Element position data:
---*---

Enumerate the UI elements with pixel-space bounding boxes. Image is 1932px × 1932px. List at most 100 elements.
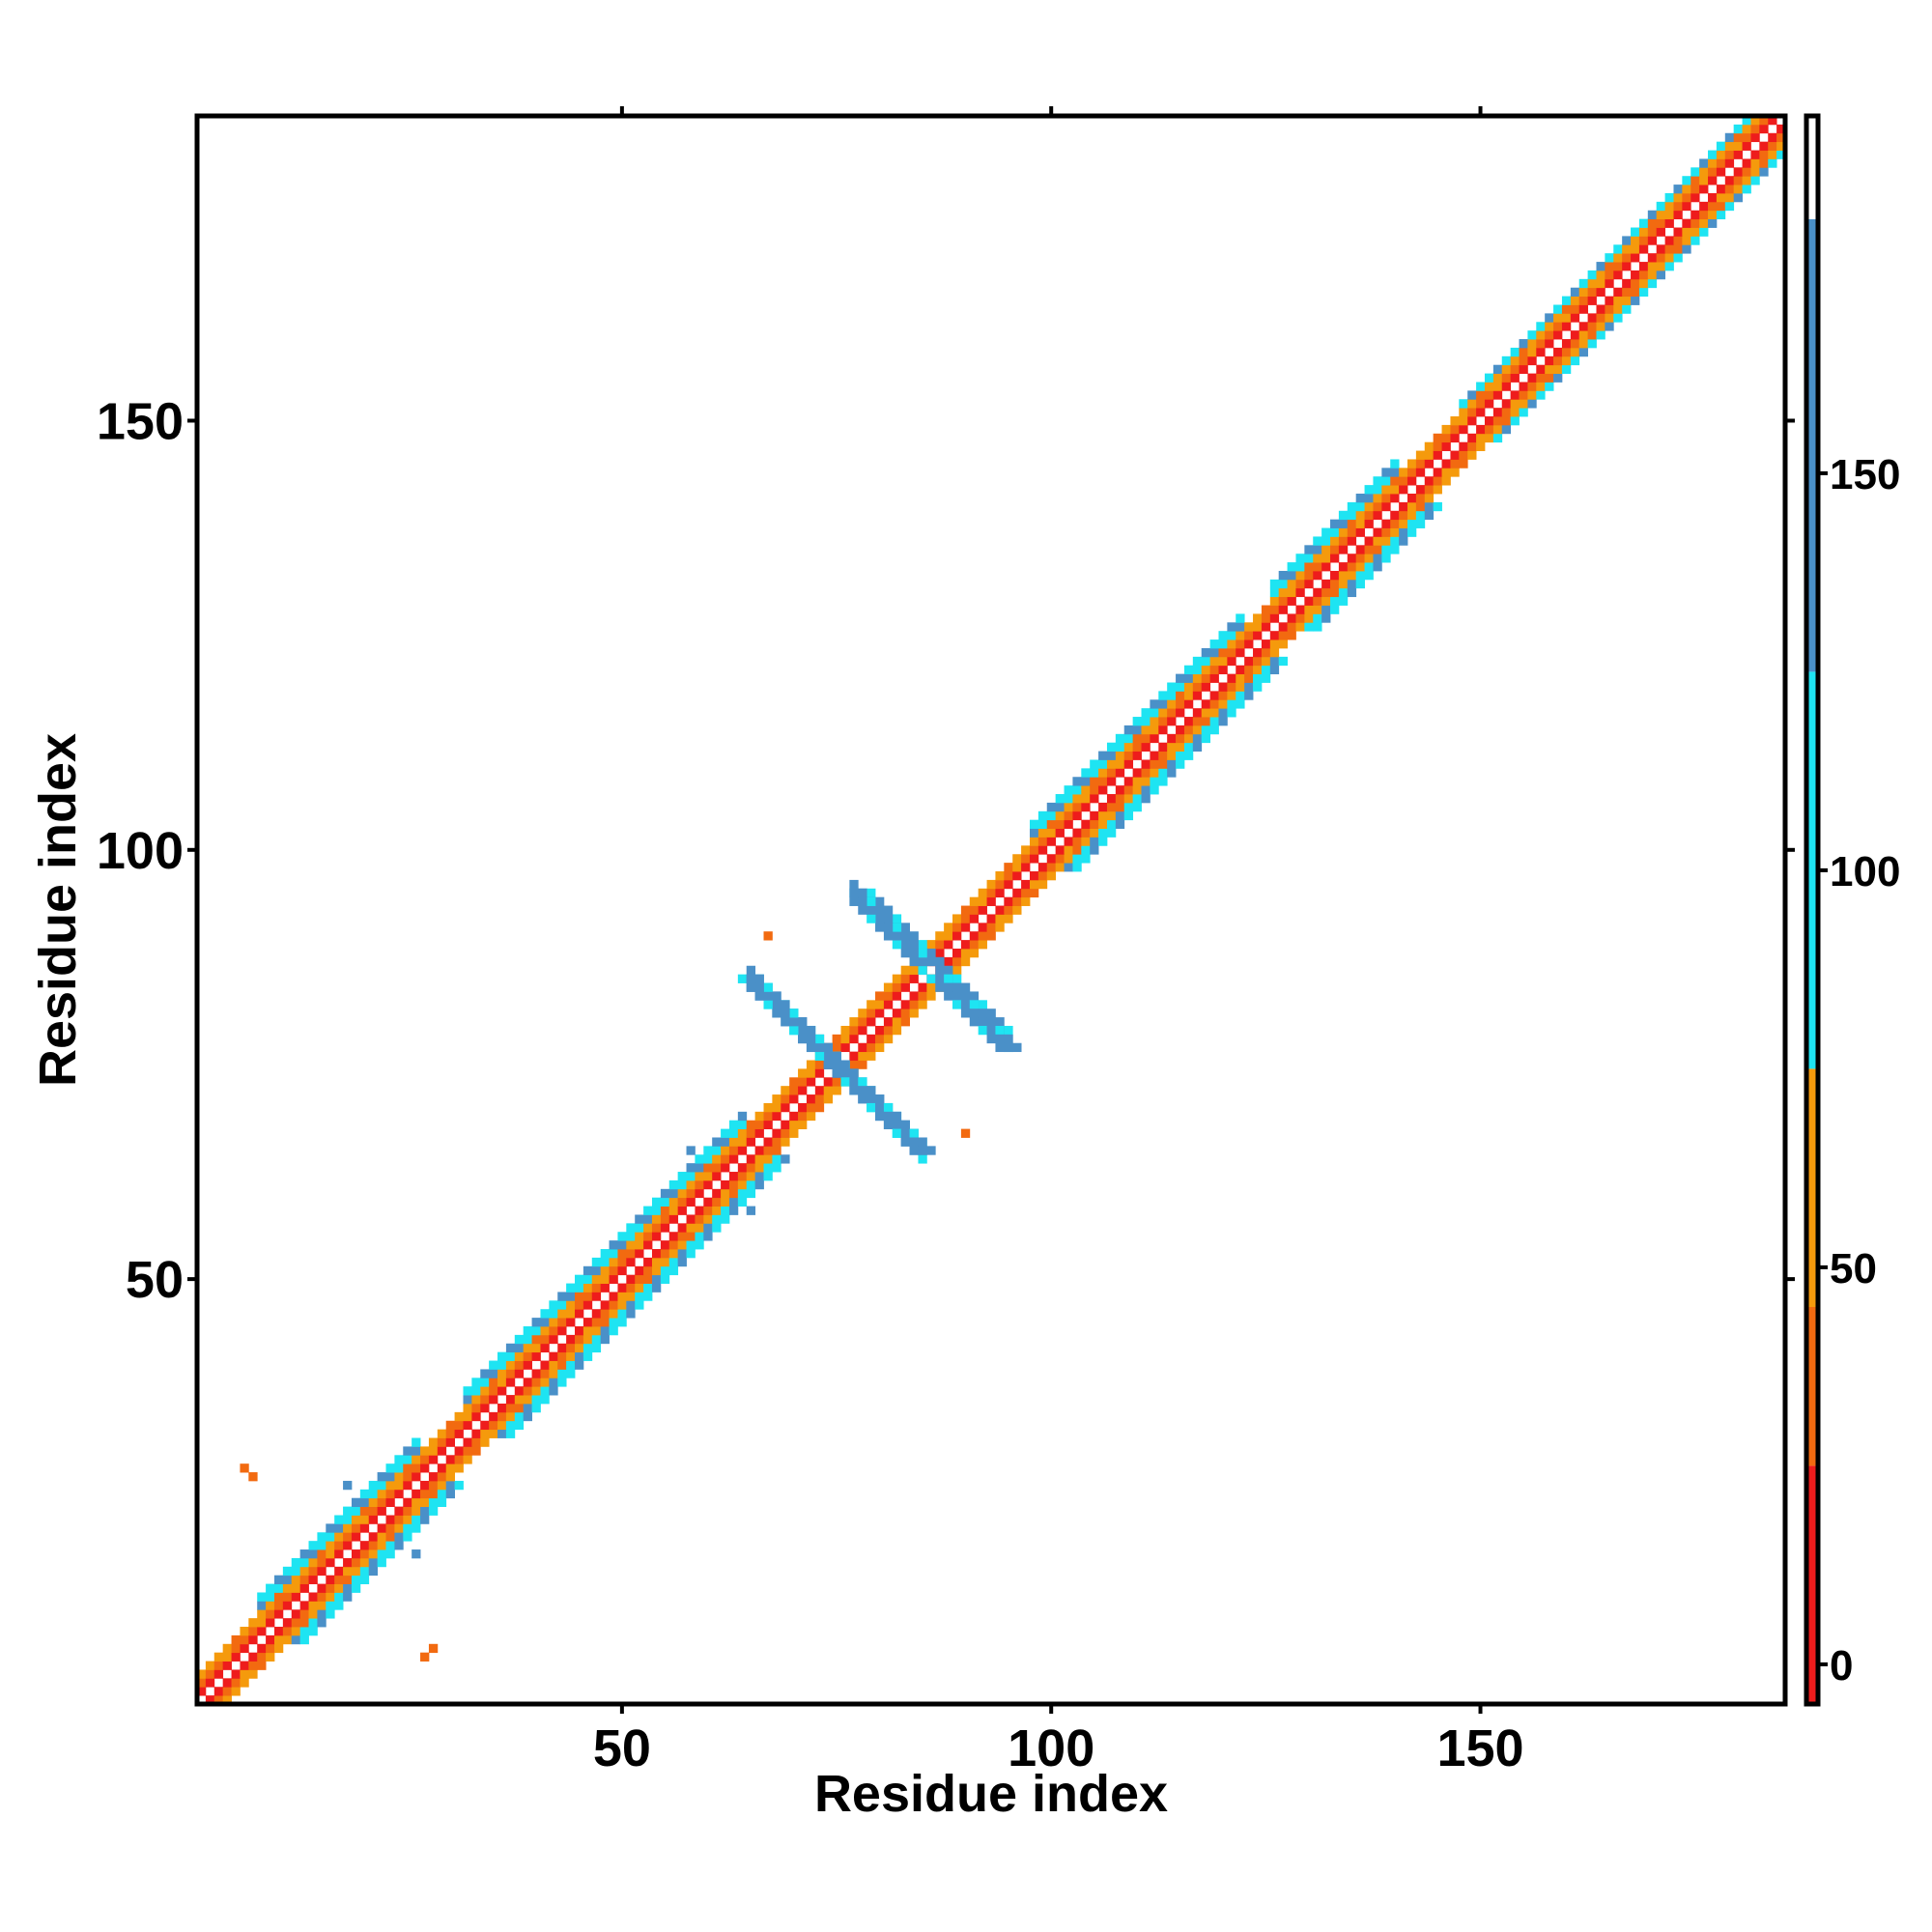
heatmap-cell — [1553, 373, 1563, 383]
heatmap-cell — [960, 940, 971, 950]
heatmap-cell — [557, 1325, 567, 1336]
heatmap-cell — [1227, 656, 1236, 667]
heatmap-cell — [377, 1532, 386, 1542]
heatmap-cell — [1150, 708, 1159, 718]
heatmap-cell — [566, 1300, 576, 1310]
heatmap-cell — [1081, 819, 1091, 829]
heatmap-cell — [918, 1154, 927, 1164]
heatmap-cell — [1501, 364, 1512, 374]
heatmap-cell — [695, 1172, 704, 1181]
heatmap-cell — [763, 1154, 773, 1164]
heatmap-cell — [505, 1369, 516, 1378]
heatmap-cell — [1492, 433, 1503, 443]
heatmap-cell — [978, 940, 987, 950]
heatmap-cell — [351, 1557, 361, 1568]
heatmap-cell — [1433, 441, 1442, 451]
heatmap-cell — [1399, 527, 1408, 537]
heatmap-cell — [1046, 819, 1057, 829]
heatmap-cell — [1278, 639, 1288, 649]
heatmap-cell — [909, 991, 919, 1001]
heatmap-cell — [420, 1455, 430, 1464]
heatmap-cell — [746, 1163, 756, 1173]
heatmap-cell — [814, 1086, 825, 1095]
heatmap-cell — [549, 1351, 558, 1361]
heatmap-cell — [471, 1411, 481, 1422]
heatmap-cell — [1733, 132, 1743, 143]
heatmap-cell — [1578, 330, 1589, 340]
heatmap-cell — [445, 1420, 455, 1431]
heatmap-cell — [823, 1060, 833, 1069]
heatmap-cell — [1656, 244, 1665, 254]
heatmap-cell — [1355, 554, 1365, 563]
heatmap-cell — [635, 1232, 644, 1241]
heatmap-cell — [781, 1000, 790, 1009]
heatmap-cell — [1476, 433, 1486, 443]
heatmap-cell — [728, 1172, 739, 1181]
heatmap-cell — [317, 1583, 327, 1593]
heatmap-cell — [403, 1506, 412, 1516]
y-tick-label: 100 — [97, 822, 184, 880]
plot-frame — [194, 113, 1788, 1707]
heatmap-cell — [849, 1060, 859, 1069]
heatmap-cell — [299, 1549, 309, 1559]
heatmap-cell — [575, 1360, 584, 1370]
heatmap-cell — [1261, 673, 1271, 683]
heatmap-cell — [1638, 262, 1649, 271]
heatmap-cell — [617, 1318, 627, 1327]
heatmap-cell — [1158, 759, 1168, 769]
heatmap-cell — [1519, 347, 1528, 357]
heatmap-cell — [454, 1420, 464, 1431]
heatmap-cell — [1631, 270, 1640, 280]
heatmap-cell — [326, 1575, 335, 1584]
heatmap-cell — [643, 1214, 653, 1224]
colorbar-tick-label: 100 — [1830, 848, 1900, 895]
heatmap-cell — [686, 1188, 696, 1199]
heatmap-cell — [1209, 691, 1219, 700]
heatmap-cell — [892, 1111, 902, 1122]
heatmap-cell — [1716, 210, 1726, 220]
heatmap-cell — [1321, 562, 1331, 572]
heatmap-cell — [1501, 373, 1512, 383]
heatmap-cell — [531, 1386, 541, 1396]
heatmap-cell — [1381, 501, 1391, 512]
heatmap-cell — [1638, 270, 1649, 280]
heatmap-cell — [695, 1214, 704, 1224]
heatmap-cell — [926, 982, 936, 992]
heatmap-cell — [1656, 227, 1665, 237]
heatmap-cell — [1433, 501, 1442, 512]
heatmap-cell — [703, 1154, 713, 1164]
heatmap-cell — [626, 1257, 636, 1267]
heatmap-cell — [403, 1515, 412, 1524]
heatmap-cell — [900, 1000, 910, 1009]
heatmap-cell — [1750, 158, 1760, 168]
heatmap-cell — [1012, 896, 1022, 906]
heatmap-cell — [1192, 708, 1203, 718]
heatmap-cell — [737, 1128, 748, 1138]
heatmap-cell — [660, 1214, 670, 1224]
heatmap-cell — [918, 991, 927, 1001]
heatmap-cell — [1347, 519, 1357, 528]
heatmap-cell — [273, 1634, 284, 1645]
heatmap-cell — [1682, 236, 1691, 245]
heatmap-cell — [728, 1206, 739, 1215]
heatmap-cell — [1218, 708, 1228, 718]
heatmap-cell — [334, 1532, 344, 1542]
heatmap-cell — [497, 1369, 507, 1378]
heatmap-cell — [1150, 751, 1159, 760]
heatmap-cell — [1673, 192, 1683, 203]
heatmap-cell — [892, 1017, 902, 1027]
heatmap-cell — [1390, 468, 1400, 477]
heatmap-cell — [1209, 656, 1219, 667]
heatmap-cell — [1373, 476, 1382, 486]
heatmap-cell — [205, 1678, 215, 1688]
heatmap-cell — [867, 1009, 876, 1018]
heatmap-cell — [1631, 236, 1640, 245]
heatmap-cell — [763, 1102, 773, 1113]
heatmap-cell — [1459, 408, 1468, 417]
heatmap-cell — [1183, 699, 1194, 709]
heatmap-cell — [1364, 519, 1374, 528]
heatmap-cell — [772, 1154, 781, 1164]
heatmap-cell — [1776, 124, 1786, 134]
heatmap-cell — [703, 1197, 713, 1207]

---*---

Format every line of the items above as a numbered list, skipping any blank lines. Leave the pictures out of your answer.

Solution to the problem:
1. Enumerate the UI elements with pixel-space bounding boxes. Image is 1932px × 1932px. List at most 100 elements.
2. heatmap-cell — [1553, 373, 1563, 383]
3. heatmap-cell — [960, 940, 971, 950]
4. heatmap-cell — [557, 1325, 567, 1336]
5. heatmap-cell — [1227, 656, 1236, 667]
6. heatmap-cell — [377, 1532, 386, 1542]
7. heatmap-cell — [1150, 708, 1159, 718]
8. heatmap-cell — [566, 1300, 576, 1310]
9. heatmap-cell — [1081, 819, 1091, 829]
10. heatmap-cell — [918, 1154, 927, 1164]
11. heatmap-cell — [1501, 364, 1512, 374]
12. heatmap-cell — [695, 1172, 704, 1181]
13. heatmap-cell — [763, 1154, 773, 1164]
14. heatmap-cell — [505, 1369, 516, 1378]
15. heatmap-cell — [1492, 433, 1503, 443]
16. heatmap-cell — [978, 940, 987, 950]
17. heatmap-cell — [351, 1557, 361, 1568]
18. heatmap-cell — [1433, 441, 1442, 451]
19. heatmap-cell — [1399, 527, 1408, 537]
20. heatmap-cell — [1046, 819, 1057, 829]
21. heatmap-cell — [1278, 639, 1288, 649]
22. heatmap-cell — [909, 991, 919, 1001]
23. heatmap-cell — [420, 1455, 430, 1464]
24. heatmap-cell — [746, 1163, 756, 1173]
25. heatmap-cell — [814, 1086, 825, 1095]
26. heatmap-cell — [549, 1351, 558, 1361]
27. heatmap-cell — [471, 1411, 481, 1422]
28. heatmap-cell — [1733, 132, 1743, 143]
29. heatmap-cell — [1578, 330, 1589, 340]
30. heatmap-cell — [445, 1420, 455, 1431]
31. heatmap-cell — [823, 1060, 833, 1069]
32. heatmap-cell — [1656, 244, 1665, 254]
33. heatmap-cell — [1355, 554, 1365, 563]
34. heatmap-cell — [635, 1232, 644, 1241]
35. heatmap-cell — [781, 1000, 790, 1009]
36. heatmap-cell — [1476, 433, 1486, 443]
37. heatmap-cell — [728, 1172, 739, 1181]
38. heatmap-cell — [317, 1583, 327, 1593]
39. heatmap-cell — [403, 1506, 412, 1516]
40. y-tick-label: 100 — [97, 822, 184, 880]
41. plot-frame — [194, 113, 1788, 1707]
42. heatmap-cell — [849, 1060, 859, 1069]
43. heatmap-cell — [299, 1549, 309, 1559]
44. heatmap-cell — [575, 1360, 584, 1370]
45. heatmap-cell — [1261, 673, 1271, 683]
46. heatmap-cell — [1638, 262, 1649, 271]
47. heatmap-cell — [617, 1318, 627, 1327]
48. heatmap-cell — [1158, 759, 1168, 769]
49. heatmap-cell — [1519, 347, 1528, 357]
50. heatmap-cell — [454, 1420, 464, 1431]
51. heatmap-cell — [1631, 270, 1640, 280]
52. heatmap-cell — [326, 1575, 335, 1584]
53. heatmap-cell — [643, 1214, 653, 1224]
54. colorbar-tick-label: 100 — [1830, 848, 1900, 895]
55. heatmap-cell — [686, 1188, 696, 1199]
56. heatmap-cell — [1209, 691, 1219, 700]
57. heatmap-cell — [892, 1111, 902, 1122]
58. heatmap-cell — [1716, 210, 1726, 220]
59. heatmap-cell — [1321, 562, 1331, 572]
60. heatmap-cell — [1501, 373, 1512, 383]
61. heatmap-cell — [531, 1386, 541, 1396]
62. heatmap-cell — [1381, 501, 1391, 512]
63. heatmap-cell — [1638, 270, 1649, 280]
64. heatmap-cell — [695, 1214, 704, 1224]
65. heatmap-cell — [926, 982, 936, 992]
66. heatmap-cell — [1656, 227, 1665, 237]
67. heatmap-cell — [1433, 501, 1442, 512]
68. heatmap-cell — [703, 1154, 713, 1164]
69. heatmap-cell — [626, 1257, 636, 1267]
70. heatmap-cell — [403, 1515, 412, 1524]
71. heatmap-cell — [900, 1000, 910, 1009]
72. heatmap-cell — [1750, 158, 1760, 168]
73. heatmap-cell — [1012, 896, 1022, 906]
74. heatmap-cell — [1192, 708, 1203, 718]
75. heatmap-cell — [737, 1128, 748, 1138]
76. heatmap-cell — [660, 1214, 670, 1224]
77. heatmap-cell — [918, 991, 927, 1001]
78. heatmap-cell — [1347, 519, 1357, 528]
79. heatmap-cell — [273, 1634, 284, 1645]
80. heatmap-cell — [1682, 236, 1691, 245]
81. heatmap-cell — [728, 1206, 739, 1215]
82. heatmap-cell — [1218, 708, 1228, 718]
83. heatmap-cell — [334, 1532, 344, 1542]
84. heatmap-cell — [497, 1369, 507, 1378]
85. heatmap-cell — [1150, 751, 1159, 760]
86. heatmap-cell — [1673, 192, 1683, 203]
87. heatmap-cell — [892, 1017, 902, 1027]
88. heatmap-cell — [1390, 468, 1400, 477]
89. heatmap-cell — [1209, 656, 1219, 667]
90. heatmap-cell — [1373, 476, 1382, 486]
91. heatmap-cell — [205, 1678, 215, 1688]
92. heatmap-cell — [867, 1009, 876, 1018]
93. heatmap-cell — [1631, 236, 1640, 245]
94. heatmap-cell — [763, 1102, 773, 1113]
95. heatmap-cell — [1459, 408, 1468, 417]
96. heatmap-cell — [1183, 699, 1194, 709]
97. heatmap-cell — [1364, 519, 1374, 528]
98. heatmap-cell — [772, 1154, 781, 1164]
99. heatmap-cell — [1776, 124, 1786, 134]
100. heatmap-cell — [703, 1197, 713, 1207]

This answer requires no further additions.